(Figure collection entries)
= = = =
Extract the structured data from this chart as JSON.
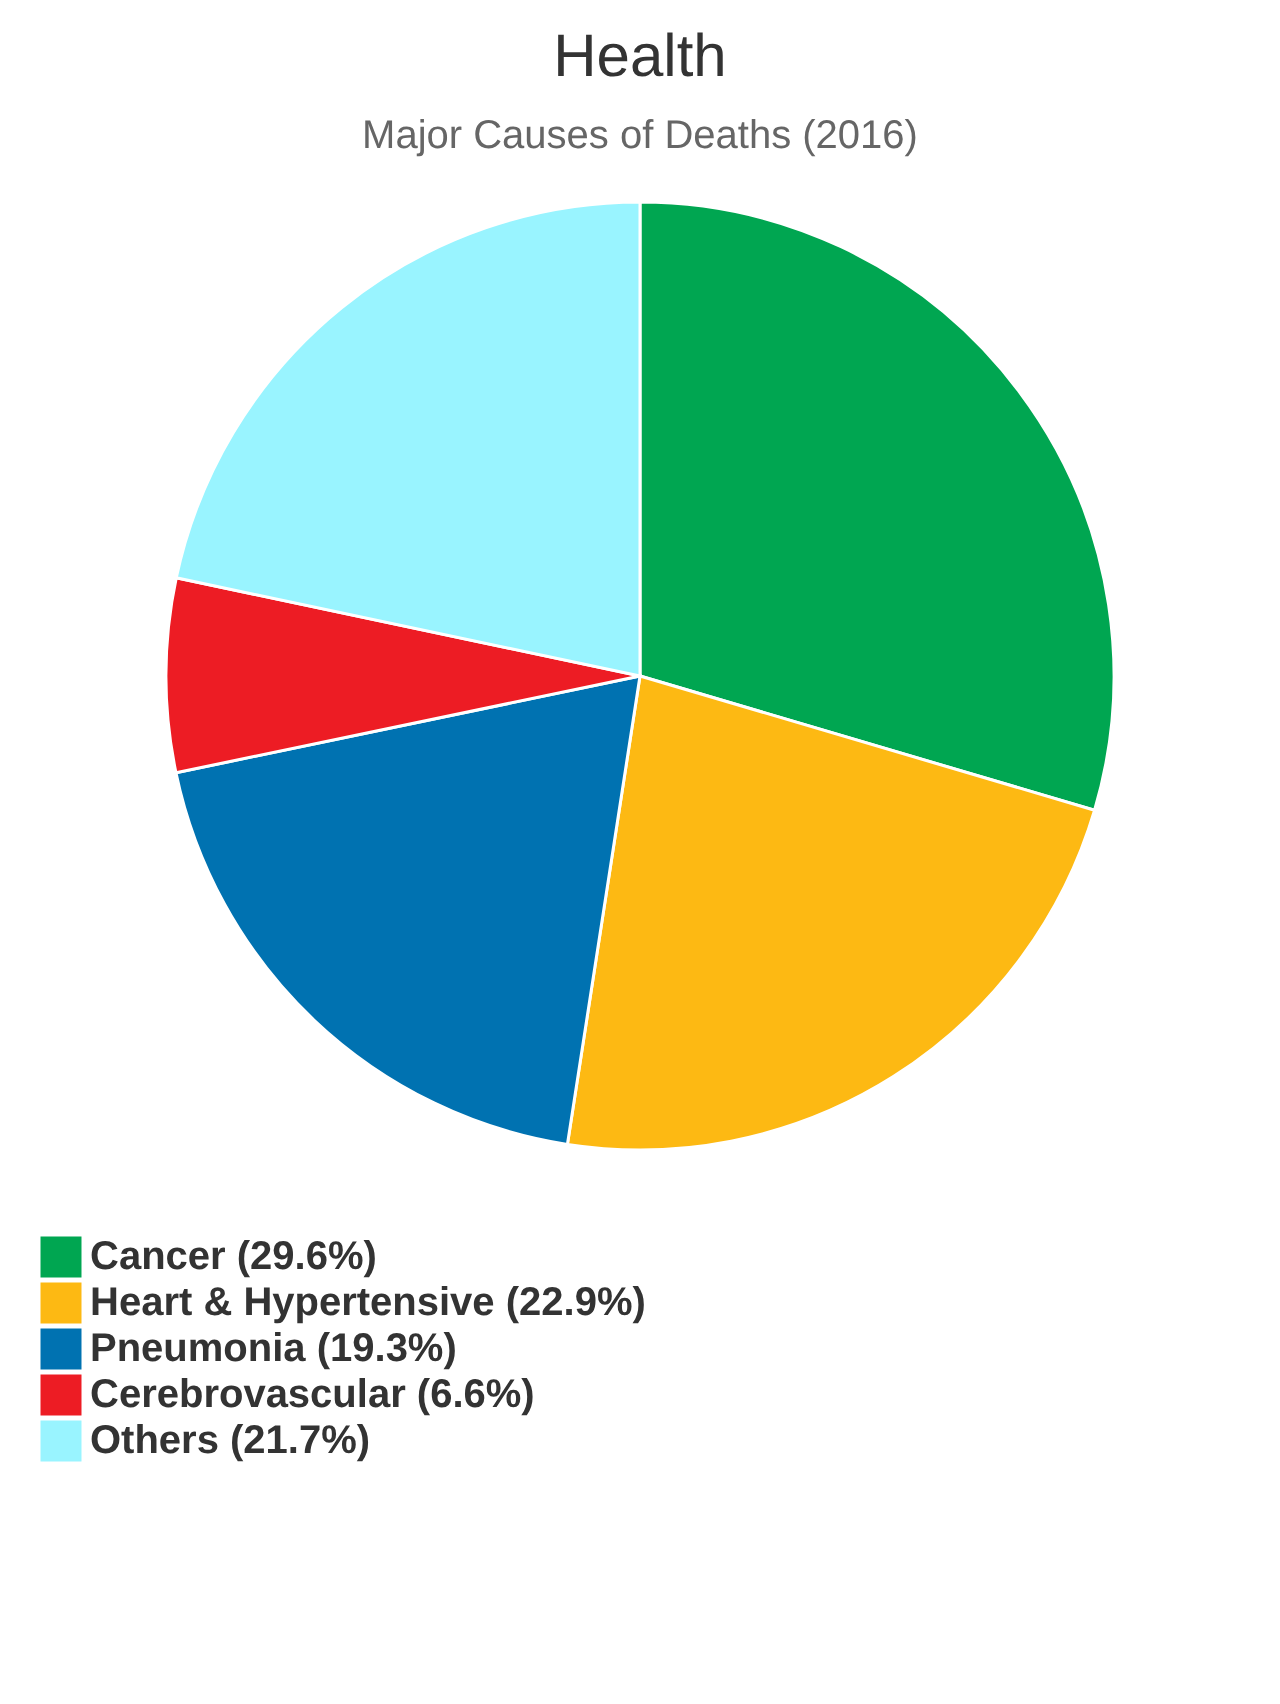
{
  "chart_data": {
    "type": "pie",
    "title": "Health",
    "subtitle": "Major Causes of Deaths (2016)",
    "categories": [
      "Cancer (29.6%)",
      "Heart & Hypertensive (22.9%)",
      "Pneumonia (19.3%)",
      "Cerebrovascular (6.6%)",
      "Others (21.7%)"
    ],
    "values": [
      29.6,
      22.9,
      19.3,
      6.6,
      21.7
    ],
    "colors": [
      "#00a651",
      "#fdb913",
      "#0072b1",
      "#ed1c24",
      "#99f4ff"
    ],
    "legend": "bottom"
  }
}
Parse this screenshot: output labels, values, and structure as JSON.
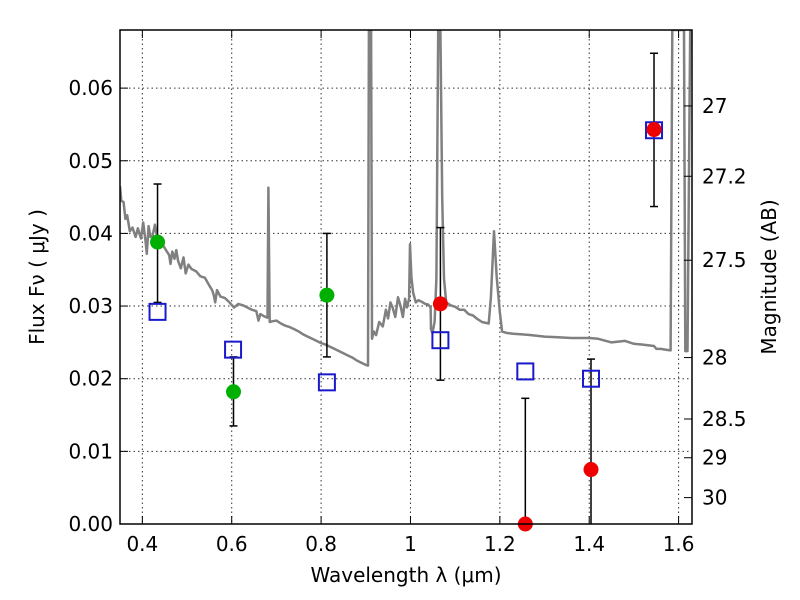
= = = =
## The exercise
Repeat the records in full, exactly as they appear, without the pictures.

## Task answer
Extract the structured data from this chart as JSON.
{
  "chart_data": {
    "type": "pie",
    "title": "Health",
    "subtitle": "Major Causes of Deaths (2016)",
    "categories": [
      "Cancer (29.6%)",
      "Heart & Hypertensive (22.9%)",
      "Pneumonia (19.3%)",
      "Cerebrovascular (6.6%)",
      "Others (21.7%)"
    ],
    "values": [
      29.6,
      22.9,
      19.3,
      6.6,
      21.7
    ],
    "colors": [
      "#00a651",
      "#fdb913",
      "#0072b1",
      "#ed1c24",
      "#99f4ff"
    ],
    "legend": "bottom"
  }
}
Parse this screenshot: output labels, values, and structure as JSON.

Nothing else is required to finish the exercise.